[Begin]

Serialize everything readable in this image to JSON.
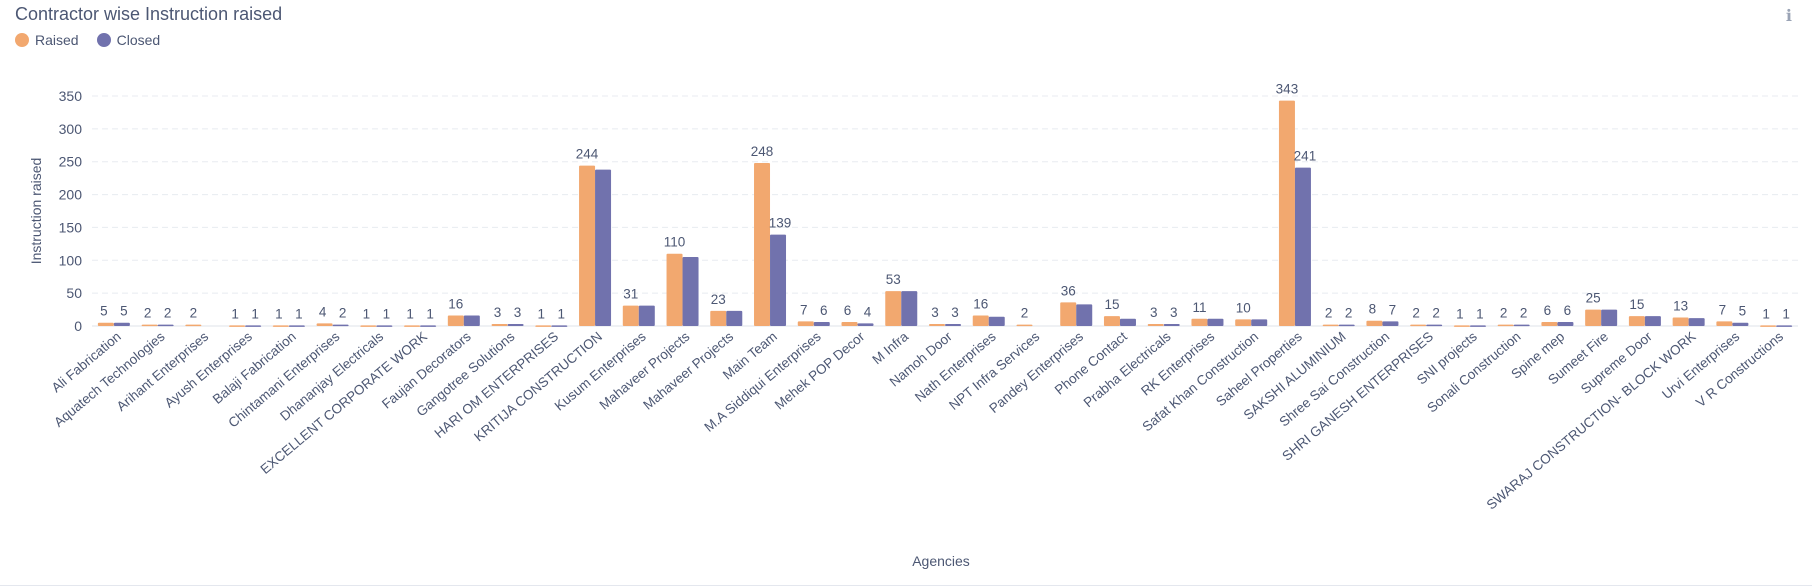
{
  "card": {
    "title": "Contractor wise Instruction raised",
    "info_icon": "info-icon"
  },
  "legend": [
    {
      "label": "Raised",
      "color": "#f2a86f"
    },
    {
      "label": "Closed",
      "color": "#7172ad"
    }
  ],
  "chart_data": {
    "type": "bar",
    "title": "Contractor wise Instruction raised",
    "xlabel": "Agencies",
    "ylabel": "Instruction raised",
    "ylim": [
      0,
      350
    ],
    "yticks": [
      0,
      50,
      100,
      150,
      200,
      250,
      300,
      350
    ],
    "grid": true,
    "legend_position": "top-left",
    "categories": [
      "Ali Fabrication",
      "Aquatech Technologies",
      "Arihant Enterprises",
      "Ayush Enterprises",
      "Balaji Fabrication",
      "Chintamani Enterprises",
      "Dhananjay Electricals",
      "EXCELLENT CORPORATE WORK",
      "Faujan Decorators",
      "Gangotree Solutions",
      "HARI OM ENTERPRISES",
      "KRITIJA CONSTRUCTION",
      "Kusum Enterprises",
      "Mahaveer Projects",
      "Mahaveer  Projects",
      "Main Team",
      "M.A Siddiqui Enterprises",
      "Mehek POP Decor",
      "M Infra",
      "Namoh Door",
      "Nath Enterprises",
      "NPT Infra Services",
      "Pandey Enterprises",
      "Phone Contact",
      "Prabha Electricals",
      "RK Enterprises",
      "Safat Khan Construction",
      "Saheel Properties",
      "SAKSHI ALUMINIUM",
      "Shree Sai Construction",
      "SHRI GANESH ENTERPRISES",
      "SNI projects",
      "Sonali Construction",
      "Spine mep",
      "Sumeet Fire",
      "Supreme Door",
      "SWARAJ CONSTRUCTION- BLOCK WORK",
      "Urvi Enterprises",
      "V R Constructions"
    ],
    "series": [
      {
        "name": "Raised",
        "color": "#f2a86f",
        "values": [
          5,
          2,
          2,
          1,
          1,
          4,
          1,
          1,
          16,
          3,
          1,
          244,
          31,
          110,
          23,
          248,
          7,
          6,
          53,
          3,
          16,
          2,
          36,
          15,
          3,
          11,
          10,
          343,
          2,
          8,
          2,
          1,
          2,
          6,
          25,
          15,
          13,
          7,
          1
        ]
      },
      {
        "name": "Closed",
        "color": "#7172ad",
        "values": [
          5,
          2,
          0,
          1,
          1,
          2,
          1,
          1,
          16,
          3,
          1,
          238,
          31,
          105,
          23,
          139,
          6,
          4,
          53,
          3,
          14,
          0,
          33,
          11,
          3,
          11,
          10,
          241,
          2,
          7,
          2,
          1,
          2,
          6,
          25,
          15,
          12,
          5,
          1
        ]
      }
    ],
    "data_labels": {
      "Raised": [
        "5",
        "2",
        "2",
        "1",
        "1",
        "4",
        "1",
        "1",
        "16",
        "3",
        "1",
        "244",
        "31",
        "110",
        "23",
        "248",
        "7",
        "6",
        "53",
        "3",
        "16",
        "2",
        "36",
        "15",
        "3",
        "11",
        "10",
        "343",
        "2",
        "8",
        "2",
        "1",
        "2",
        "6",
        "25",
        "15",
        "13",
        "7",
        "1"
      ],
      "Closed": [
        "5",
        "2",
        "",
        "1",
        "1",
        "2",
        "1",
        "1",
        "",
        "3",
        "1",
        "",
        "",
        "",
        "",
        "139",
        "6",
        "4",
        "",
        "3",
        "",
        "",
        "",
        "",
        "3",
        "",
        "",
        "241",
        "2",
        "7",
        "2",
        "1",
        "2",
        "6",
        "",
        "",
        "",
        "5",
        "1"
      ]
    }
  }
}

[End]

From the records above, pick out and copy each line holding the word "color".

      "color": "#f2a86f"
      "color": "#7172ad"
        "color": "#f2a86f",
        "color": "#7172ad",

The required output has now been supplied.